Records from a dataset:
- - - -
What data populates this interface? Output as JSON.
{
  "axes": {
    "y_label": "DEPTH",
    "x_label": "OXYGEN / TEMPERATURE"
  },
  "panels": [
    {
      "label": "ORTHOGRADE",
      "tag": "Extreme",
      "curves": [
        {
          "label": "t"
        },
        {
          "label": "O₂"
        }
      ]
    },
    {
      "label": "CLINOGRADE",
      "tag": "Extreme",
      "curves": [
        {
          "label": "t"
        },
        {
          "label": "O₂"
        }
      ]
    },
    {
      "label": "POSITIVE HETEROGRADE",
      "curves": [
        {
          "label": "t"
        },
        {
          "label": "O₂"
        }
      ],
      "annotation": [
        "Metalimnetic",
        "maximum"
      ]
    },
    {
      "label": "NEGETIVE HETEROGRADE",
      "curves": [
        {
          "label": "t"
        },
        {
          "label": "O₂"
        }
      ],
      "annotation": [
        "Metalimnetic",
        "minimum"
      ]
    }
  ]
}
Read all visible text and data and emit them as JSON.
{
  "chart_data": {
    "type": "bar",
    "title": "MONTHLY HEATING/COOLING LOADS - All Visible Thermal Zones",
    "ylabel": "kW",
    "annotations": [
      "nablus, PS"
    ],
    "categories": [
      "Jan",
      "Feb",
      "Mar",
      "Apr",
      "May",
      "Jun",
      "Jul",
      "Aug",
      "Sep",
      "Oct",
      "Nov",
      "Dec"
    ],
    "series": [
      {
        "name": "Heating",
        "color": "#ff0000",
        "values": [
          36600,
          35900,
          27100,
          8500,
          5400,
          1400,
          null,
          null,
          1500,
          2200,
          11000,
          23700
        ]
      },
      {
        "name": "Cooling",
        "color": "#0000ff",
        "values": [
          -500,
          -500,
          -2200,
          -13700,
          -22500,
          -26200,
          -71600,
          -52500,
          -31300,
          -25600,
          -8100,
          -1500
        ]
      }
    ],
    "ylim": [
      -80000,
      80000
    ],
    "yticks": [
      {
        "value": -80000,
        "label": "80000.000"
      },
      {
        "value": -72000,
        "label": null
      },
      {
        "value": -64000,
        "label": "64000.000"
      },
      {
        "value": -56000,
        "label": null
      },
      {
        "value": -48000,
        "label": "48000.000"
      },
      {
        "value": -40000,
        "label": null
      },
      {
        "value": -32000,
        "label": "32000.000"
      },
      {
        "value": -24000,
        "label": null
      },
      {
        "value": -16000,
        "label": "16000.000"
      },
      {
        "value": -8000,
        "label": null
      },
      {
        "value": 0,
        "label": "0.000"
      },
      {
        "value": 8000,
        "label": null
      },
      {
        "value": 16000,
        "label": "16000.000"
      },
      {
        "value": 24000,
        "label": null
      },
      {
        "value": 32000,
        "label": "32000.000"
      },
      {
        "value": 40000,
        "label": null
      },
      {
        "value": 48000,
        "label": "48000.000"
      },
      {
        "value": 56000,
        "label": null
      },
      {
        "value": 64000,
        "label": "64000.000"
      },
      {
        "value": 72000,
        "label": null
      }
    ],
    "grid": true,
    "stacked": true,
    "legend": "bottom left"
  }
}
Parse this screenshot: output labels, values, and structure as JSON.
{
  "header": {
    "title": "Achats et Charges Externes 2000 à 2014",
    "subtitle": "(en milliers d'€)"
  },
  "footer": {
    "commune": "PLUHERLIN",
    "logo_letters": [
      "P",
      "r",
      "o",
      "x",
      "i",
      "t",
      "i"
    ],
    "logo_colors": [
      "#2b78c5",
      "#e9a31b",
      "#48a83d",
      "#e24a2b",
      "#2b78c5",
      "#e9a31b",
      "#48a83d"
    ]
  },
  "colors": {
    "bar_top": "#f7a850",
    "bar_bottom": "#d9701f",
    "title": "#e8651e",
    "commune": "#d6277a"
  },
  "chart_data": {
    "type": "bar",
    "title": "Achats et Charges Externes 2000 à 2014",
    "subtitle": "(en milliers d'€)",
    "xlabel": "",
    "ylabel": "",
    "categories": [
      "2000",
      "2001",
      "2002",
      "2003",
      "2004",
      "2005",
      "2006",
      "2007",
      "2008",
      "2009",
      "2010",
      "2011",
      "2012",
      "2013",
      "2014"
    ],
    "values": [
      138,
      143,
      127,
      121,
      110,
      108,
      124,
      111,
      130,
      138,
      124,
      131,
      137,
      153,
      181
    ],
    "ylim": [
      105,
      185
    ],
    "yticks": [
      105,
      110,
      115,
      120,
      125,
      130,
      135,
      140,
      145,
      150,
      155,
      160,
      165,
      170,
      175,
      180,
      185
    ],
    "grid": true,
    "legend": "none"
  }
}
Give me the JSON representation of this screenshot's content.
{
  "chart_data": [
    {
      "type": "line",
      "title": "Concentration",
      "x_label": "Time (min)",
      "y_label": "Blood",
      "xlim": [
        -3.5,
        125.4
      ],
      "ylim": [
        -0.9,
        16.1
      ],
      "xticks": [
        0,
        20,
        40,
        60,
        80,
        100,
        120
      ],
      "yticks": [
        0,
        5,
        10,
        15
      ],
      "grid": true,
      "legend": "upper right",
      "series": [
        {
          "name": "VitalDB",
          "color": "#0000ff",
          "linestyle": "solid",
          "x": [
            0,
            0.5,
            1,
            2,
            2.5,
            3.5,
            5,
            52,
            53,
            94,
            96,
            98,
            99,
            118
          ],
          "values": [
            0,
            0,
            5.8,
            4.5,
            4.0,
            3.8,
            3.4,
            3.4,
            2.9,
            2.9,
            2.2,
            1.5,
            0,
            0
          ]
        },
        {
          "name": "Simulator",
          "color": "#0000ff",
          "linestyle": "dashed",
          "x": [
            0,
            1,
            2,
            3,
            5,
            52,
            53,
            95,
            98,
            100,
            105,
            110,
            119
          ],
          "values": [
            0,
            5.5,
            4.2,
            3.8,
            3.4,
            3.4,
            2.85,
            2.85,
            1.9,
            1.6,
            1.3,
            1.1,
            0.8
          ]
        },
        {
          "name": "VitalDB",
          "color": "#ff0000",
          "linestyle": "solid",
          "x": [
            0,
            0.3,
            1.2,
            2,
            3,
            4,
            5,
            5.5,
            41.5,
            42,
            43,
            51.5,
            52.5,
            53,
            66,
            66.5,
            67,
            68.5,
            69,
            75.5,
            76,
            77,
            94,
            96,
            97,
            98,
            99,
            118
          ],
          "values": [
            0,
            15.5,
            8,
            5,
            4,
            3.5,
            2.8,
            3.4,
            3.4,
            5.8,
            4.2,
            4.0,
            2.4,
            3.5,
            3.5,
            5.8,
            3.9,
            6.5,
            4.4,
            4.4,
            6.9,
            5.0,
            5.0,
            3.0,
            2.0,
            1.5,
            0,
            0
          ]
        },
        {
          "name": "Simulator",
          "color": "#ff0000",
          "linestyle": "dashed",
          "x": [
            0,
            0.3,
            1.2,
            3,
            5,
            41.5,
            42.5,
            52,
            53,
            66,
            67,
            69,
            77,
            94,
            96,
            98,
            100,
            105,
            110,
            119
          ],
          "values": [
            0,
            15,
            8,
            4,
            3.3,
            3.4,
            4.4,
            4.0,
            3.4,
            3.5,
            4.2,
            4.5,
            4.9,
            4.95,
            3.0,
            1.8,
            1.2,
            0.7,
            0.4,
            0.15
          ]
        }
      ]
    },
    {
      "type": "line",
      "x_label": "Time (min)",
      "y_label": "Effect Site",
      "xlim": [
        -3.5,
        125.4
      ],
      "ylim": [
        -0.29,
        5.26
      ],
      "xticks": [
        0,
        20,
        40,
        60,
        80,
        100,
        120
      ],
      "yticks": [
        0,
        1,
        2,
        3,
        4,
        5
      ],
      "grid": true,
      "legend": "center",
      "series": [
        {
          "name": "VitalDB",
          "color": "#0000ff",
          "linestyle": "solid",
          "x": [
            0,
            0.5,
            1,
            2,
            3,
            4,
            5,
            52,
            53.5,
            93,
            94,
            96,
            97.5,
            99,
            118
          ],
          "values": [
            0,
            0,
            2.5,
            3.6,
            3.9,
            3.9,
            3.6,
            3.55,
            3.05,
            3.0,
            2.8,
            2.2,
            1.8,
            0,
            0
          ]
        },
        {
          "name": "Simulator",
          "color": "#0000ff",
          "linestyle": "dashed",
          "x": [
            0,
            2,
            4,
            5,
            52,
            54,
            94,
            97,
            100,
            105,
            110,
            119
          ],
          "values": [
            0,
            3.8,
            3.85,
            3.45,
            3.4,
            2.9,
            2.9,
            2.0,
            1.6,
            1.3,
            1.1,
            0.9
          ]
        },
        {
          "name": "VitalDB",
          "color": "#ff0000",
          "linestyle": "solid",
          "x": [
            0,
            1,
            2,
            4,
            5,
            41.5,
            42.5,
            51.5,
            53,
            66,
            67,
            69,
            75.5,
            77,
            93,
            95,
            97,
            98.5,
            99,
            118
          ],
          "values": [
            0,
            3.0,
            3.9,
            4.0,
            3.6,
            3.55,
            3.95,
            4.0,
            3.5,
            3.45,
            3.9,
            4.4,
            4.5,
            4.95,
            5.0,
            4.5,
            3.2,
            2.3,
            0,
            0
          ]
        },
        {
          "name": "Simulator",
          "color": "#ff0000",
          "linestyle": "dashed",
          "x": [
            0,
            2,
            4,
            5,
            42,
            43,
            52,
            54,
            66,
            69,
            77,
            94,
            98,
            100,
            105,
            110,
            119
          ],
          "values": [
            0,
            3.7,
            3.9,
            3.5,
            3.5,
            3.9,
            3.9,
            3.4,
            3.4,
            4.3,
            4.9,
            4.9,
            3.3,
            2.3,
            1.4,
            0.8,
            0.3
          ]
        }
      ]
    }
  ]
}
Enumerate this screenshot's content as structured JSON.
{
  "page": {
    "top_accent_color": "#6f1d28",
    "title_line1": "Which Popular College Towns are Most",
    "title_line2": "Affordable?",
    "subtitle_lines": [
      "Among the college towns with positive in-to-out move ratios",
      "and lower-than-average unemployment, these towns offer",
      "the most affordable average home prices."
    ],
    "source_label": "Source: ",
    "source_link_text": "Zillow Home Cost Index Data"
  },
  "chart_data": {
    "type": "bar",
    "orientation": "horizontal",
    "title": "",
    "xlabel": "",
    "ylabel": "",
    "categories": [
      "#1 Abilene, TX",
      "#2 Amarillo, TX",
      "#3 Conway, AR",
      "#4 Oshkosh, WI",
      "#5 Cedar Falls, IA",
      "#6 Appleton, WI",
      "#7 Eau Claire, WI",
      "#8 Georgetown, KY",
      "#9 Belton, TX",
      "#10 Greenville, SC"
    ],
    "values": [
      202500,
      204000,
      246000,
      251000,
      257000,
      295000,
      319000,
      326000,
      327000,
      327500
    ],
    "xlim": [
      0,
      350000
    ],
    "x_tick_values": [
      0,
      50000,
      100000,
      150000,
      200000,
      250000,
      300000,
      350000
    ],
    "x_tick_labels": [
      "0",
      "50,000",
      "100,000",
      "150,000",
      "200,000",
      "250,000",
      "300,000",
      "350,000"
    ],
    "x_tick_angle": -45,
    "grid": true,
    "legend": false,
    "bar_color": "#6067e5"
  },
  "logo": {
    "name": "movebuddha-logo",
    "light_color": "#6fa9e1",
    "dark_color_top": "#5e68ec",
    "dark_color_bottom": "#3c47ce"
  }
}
- - - -
**Task statement:** Transcribe, word for word, every line from the one containing "Enumerate this screenshot's" through the final line of the entries, and nothing else.

**Answer for the task:**
Enumerate this screenshot's content as structured JSON.
{
  "page": {
    "top_accent_color": "#6f1d28",
    "title_line1": "Which Popular College Towns are Most",
    "title_line2": "Affordable?",
    "subtitle_lines": [
      "Among the college towns with positive in-to-out move ratios",
      "and lower-than-average unemployment, these towns offer",
      "the most affordable average home prices."
    ],
    "source_label": "Source: ",
    "source_link_text": "Zillow Home Cost Index Data"
  },
  "chart_data": {
    "type": "bar",
    "orientation": "horizontal",
    "title": "",
    "xlabel": "",
    "ylabel": "",
    "categories": [
      "#1 Abilene, TX",
      "#2 Amarillo, TX",
      "#3 Conway, AR",
      "#4 Oshkosh, WI",
      "#5 Cedar Falls, IA",
      "#6 Appleton, WI",
      "#7 Eau Claire, WI",
      "#8 Georgetown, KY",
      "#9 Belton, TX",
      "#10 Greenville, SC"
    ],
    "values": [
      202500,
      204000,
      246000,
      251000,
      257000,
      295000,
      319000,
      326000,
      327000,
      327500
    ],
    "xlim": [
      0,
      350000
    ],
    "x_tick_values": [
      0,
      50000,
      100000,
      150000,
      200000,
      250000,
      300000,
      350000
    ],
    "x_tick_labels": [
      "0",
      "50,000",
      "100,000",
      "150,000",
      "200,000",
      "250,000",
      "300,000",
      "350,000"
    ],
    "x_tick_angle": -45,
    "grid": true,
    "legend": false,
    "bar_color": "#6067e5"
  },
  "logo": {
    "name": "movebuddha-logo",
    "light_color": "#6fa9e1",
    "dark_color_top": "#5e68ec",
    "dark_color_bottom": "#3c47ce"
  }
}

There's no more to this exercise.